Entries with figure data
* * * * * * * * *

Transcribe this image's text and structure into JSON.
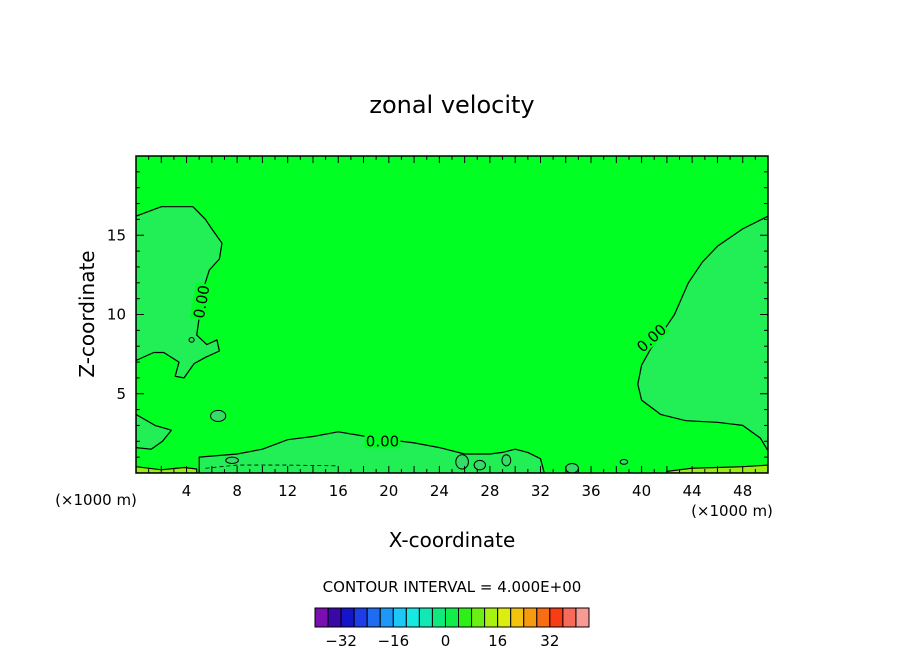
{
  "chart_data": {
    "type": "contour",
    "title": "zonal velocity",
    "xlabel": "X-coordinate",
    "ylabel": "Z-coordinate",
    "x_unit_left": "(×1000 m)",
    "x_unit_right": "(×1000 m)",
    "xlim": [
      0,
      50
    ],
    "ylim": [
      0,
      20
    ],
    "xticks": [
      4,
      8,
      12,
      16,
      20,
      24,
      28,
      32,
      36,
      40,
      44,
      48
    ],
    "yticks": [
      5,
      10,
      15
    ],
    "contour_interval_text": "CONTOUR INTERVAL = 4.000E+00",
    "contour_labels": [
      {
        "text": "0.00",
        "x": 5.2,
        "y": 10.8,
        "angle": -80
      },
      {
        "text": "0.00",
        "x": 40.8,
        "y": 8.5,
        "angle": -42
      },
      {
        "text": "0.00",
        "x": 19.5,
        "y": 2.0,
        "angle": 0
      }
    ],
    "fill_colors": {
      "background": "#00ff22",
      "negative_weak": "#22ee55",
      "negative_band": "#33dd66",
      "positive_weak": "#99ee11"
    },
    "regions": [
      {
        "name": "left-upper-negative",
        "level": "negative_weak",
        "points": [
          [
            0,
            16.2
          ],
          [
            2,
            16.8
          ],
          [
            4.5,
            16.8
          ],
          [
            5.5,
            16
          ],
          [
            6,
            15.4
          ],
          [
            6.8,
            14.5
          ],
          [
            6.6,
            13.5
          ],
          [
            5.8,
            12.8
          ],
          [
            5.4,
            11.8
          ],
          [
            5.6,
            10.6
          ],
          [
            5,
            9.8
          ],
          [
            4.8,
            8.7
          ],
          [
            5.6,
            8.1
          ],
          [
            6.4,
            8.4
          ],
          [
            6.6,
            7.7
          ],
          [
            5.5,
            7.3
          ],
          [
            4.6,
            6.9
          ],
          [
            3.8,
            6.0
          ],
          [
            3.1,
            6.1
          ],
          [
            3.4,
            7.0
          ],
          [
            2.2,
            7.6
          ],
          [
            1.4,
            7.6
          ],
          [
            0,
            7.1
          ]
        ]
      },
      {
        "name": "right-negative",
        "level": "negative_weak",
        "points": [
          [
            50,
            16.2
          ],
          [
            48,
            15.4
          ],
          [
            46,
            14.3
          ],
          [
            44.8,
            13.3
          ],
          [
            43.7,
            12.0
          ],
          [
            42.6,
            10.0
          ],
          [
            41.5,
            8.7
          ],
          [
            40.7,
            7.8
          ],
          [
            40,
            6.8
          ],
          [
            39.7,
            5.6
          ],
          [
            40,
            4.6
          ],
          [
            41.5,
            3.7
          ],
          [
            43.5,
            3.3
          ],
          [
            46,
            3.2
          ],
          [
            48,
            3.0
          ],
          [
            49.4,
            2.2
          ],
          [
            50,
            1.4
          ]
        ]
      },
      {
        "name": "left-lower-negative",
        "level": "negative_weak",
        "points": [
          [
            0,
            3.7
          ],
          [
            1.5,
            3.0
          ],
          [
            2.8,
            2.7
          ],
          [
            2.1,
            2.0
          ],
          [
            1.2,
            1.5
          ],
          [
            0,
            1.6
          ]
        ]
      },
      {
        "name": "bottom-band-negative",
        "level": "negative_weak",
        "points": [
          [
            5,
            0
          ],
          [
            5,
            1.0
          ],
          [
            8,
            1.2
          ],
          [
            10,
            1.5
          ],
          [
            12,
            2.1
          ],
          [
            14,
            2.3
          ],
          [
            16,
            2.6
          ],
          [
            17.5,
            2.4
          ],
          [
            19,
            2.2
          ],
          [
            22,
            1.9
          ],
          [
            24,
            1.6
          ],
          [
            26,
            1.2
          ],
          [
            28,
            1.2
          ],
          [
            29,
            1.3
          ],
          [
            30,
            1.5
          ],
          [
            31,
            1.3
          ],
          [
            32,
            0.9
          ],
          [
            32.3,
            0.0
          ]
        ]
      },
      {
        "name": "bottom-positive-left",
        "level": "positive_weak",
        "points": [
          [
            0,
            0.4
          ],
          [
            2,
            0.2
          ],
          [
            3.8,
            0.35
          ],
          [
            4.8,
            0.25
          ],
          [
            4.8,
            0
          ],
          [
            0,
            0
          ]
        ]
      },
      {
        "name": "bottom-positive-right",
        "level": "positive_weak",
        "points": [
          [
            42,
            0.1
          ],
          [
            44,
            0.3
          ],
          [
            46,
            0.35
          ],
          [
            48,
            0.4
          ],
          [
            50,
            0.5
          ],
          [
            50,
            0
          ],
          [
            42,
            0
          ]
        ]
      }
    ],
    "colorbar": {
      "colors": [
        "#7a0eb0",
        "#3b08a8",
        "#1414c8",
        "#1d3de8",
        "#1e6cf2",
        "#1d98f6",
        "#1bc8f8",
        "#16e8e2",
        "#12e8b4",
        "#10ea7c",
        "#10ee4c",
        "#2cf018",
        "#6af012",
        "#a8f210",
        "#dcee10",
        "#f2c40e",
        "#f69a10",
        "#f86c12",
        "#f83c14",
        "#f86a5a",
        "#f89a94"
      ],
      "labels": [
        {
          "text": "−32",
          "slot": 2
        },
        {
          "text": "−16",
          "slot": 6
        },
        {
          "text": "0",
          "slot": 10
        },
        {
          "text": "16",
          "slot": 14
        },
        {
          "text": "32",
          "slot": 18
        }
      ]
    }
  }
}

* * * * * * * * *

Every record is to be reproduced exactly, with no pictures included.

Response to the task.
Transcribe this image's text and structure into JSON.
{
  "chart_data": {
    "type": "contour",
    "title": "zonal velocity",
    "xlabel": "X-coordinate",
    "ylabel": "Z-coordinate",
    "x_unit_left": "(×1000 m)",
    "x_unit_right": "(×1000 m)",
    "xlim": [
      0,
      50
    ],
    "ylim": [
      0,
      20
    ],
    "xticks": [
      4,
      8,
      12,
      16,
      20,
      24,
      28,
      32,
      36,
      40,
      44,
      48
    ],
    "yticks": [
      5,
      10,
      15
    ],
    "contour_interval_text": "CONTOUR INTERVAL = 4.000E+00",
    "contour_labels": [
      {
        "text": "0.00",
        "x": 5.2,
        "y": 10.8,
        "angle": -80
      },
      {
        "text": "0.00",
        "x": 40.8,
        "y": 8.5,
        "angle": -42
      },
      {
        "text": "0.00",
        "x": 19.5,
        "y": 2.0,
        "angle": 0
      }
    ],
    "fill_colors": {
      "background": "#00ff22",
      "negative_weak": "#22ee55",
      "negative_band": "#33dd66",
      "positive_weak": "#99ee11"
    },
    "regions": [
      {
        "name": "left-upper-negative",
        "level": "negative_weak",
        "points": [
          [
            0,
            16.2
          ],
          [
            2,
            16.8
          ],
          [
            4.5,
            16.8
          ],
          [
            5.5,
            16
          ],
          [
            6,
            15.4
          ],
          [
            6.8,
            14.5
          ],
          [
            6.6,
            13.5
          ],
          [
            5.8,
            12.8
          ],
          [
            5.4,
            11.8
          ],
          [
            5.6,
            10.6
          ],
          [
            5,
            9.8
          ],
          [
            4.8,
            8.7
          ],
          [
            5.6,
            8.1
          ],
          [
            6.4,
            8.4
          ],
          [
            6.6,
            7.7
          ],
          [
            5.5,
            7.3
          ],
          [
            4.6,
            6.9
          ],
          [
            3.8,
            6.0
          ],
          [
            3.1,
            6.1
          ],
          [
            3.4,
            7.0
          ],
          [
            2.2,
            7.6
          ],
          [
            1.4,
            7.6
          ],
          [
            0,
            7.1
          ]
        ]
      },
      {
        "name": "right-negative",
        "level": "negative_weak",
        "points": [
          [
            50,
            16.2
          ],
          [
            48,
            15.4
          ],
          [
            46,
            14.3
          ],
          [
            44.8,
            13.3
          ],
          [
            43.7,
            12.0
          ],
          [
            42.6,
            10.0
          ],
          [
            41.5,
            8.7
          ],
          [
            40.7,
            7.8
          ],
          [
            40,
            6.8
          ],
          [
            39.7,
            5.6
          ],
          [
            40,
            4.6
          ],
          [
            41.5,
            3.7
          ],
          [
            43.5,
            3.3
          ],
          [
            46,
            3.2
          ],
          [
            48,
            3.0
          ],
          [
            49.4,
            2.2
          ],
          [
            50,
            1.4
          ]
        ]
      },
      {
        "name": "left-lower-negative",
        "level": "negative_weak",
        "points": [
          [
            0,
            3.7
          ],
          [
            1.5,
            3.0
          ],
          [
            2.8,
            2.7
          ],
          [
            2.1,
            2.0
          ],
          [
            1.2,
            1.5
          ],
          [
            0,
            1.6
          ]
        ]
      },
      {
        "name": "bottom-band-negative",
        "level": "negative_weak",
        "points": [
          [
            5,
            0
          ],
          [
            5,
            1.0
          ],
          [
            8,
            1.2
          ],
          [
            10,
            1.5
          ],
          [
            12,
            2.1
          ],
          [
            14,
            2.3
          ],
          [
            16,
            2.6
          ],
          [
            17.5,
            2.4
          ],
          [
            19,
            2.2
          ],
          [
            22,
            1.9
          ],
          [
            24,
            1.6
          ],
          [
            26,
            1.2
          ],
          [
            28,
            1.2
          ],
          [
            29,
            1.3
          ],
          [
            30,
            1.5
          ],
          [
            31,
            1.3
          ],
          [
            32,
            0.9
          ],
          [
            32.3,
            0.0
          ]
        ]
      },
      {
        "name": "bottom-positive-left",
        "level": "positive_weak",
        "points": [
          [
            0,
            0.4
          ],
          [
            2,
            0.2
          ],
          [
            3.8,
            0.35
          ],
          [
            4.8,
            0.25
          ],
          [
            4.8,
            0
          ],
          [
            0,
            0
          ]
        ]
      },
      {
        "name": "bottom-positive-right",
        "level": "positive_weak",
        "points": [
          [
            42,
            0.1
          ],
          [
            44,
            0.3
          ],
          [
            46,
            0.35
          ],
          [
            48,
            0.4
          ],
          [
            50,
            0.5
          ],
          [
            50,
            0
          ],
          [
            42,
            0
          ]
        ]
      }
    ],
    "colorbar": {
      "colors": [
        "#7a0eb0",
        "#3b08a8",
        "#1414c8",
        "#1d3de8",
        "#1e6cf2",
        "#1d98f6",
        "#1bc8f8",
        "#16e8e2",
        "#12e8b4",
        "#10ea7c",
        "#10ee4c",
        "#2cf018",
        "#6af012",
        "#a8f210",
        "#dcee10",
        "#f2c40e",
        "#f69a10",
        "#f86c12",
        "#f83c14",
        "#f86a5a",
        "#f89a94"
      ],
      "labels": [
        {
          "text": "−32",
          "slot": 2
        },
        {
          "text": "−16",
          "slot": 6
        },
        {
          "text": "0",
          "slot": 10
        },
        {
          "text": "16",
          "slot": 14
        },
        {
          "text": "32",
          "slot": 18
        }
      ]
    }
  }
}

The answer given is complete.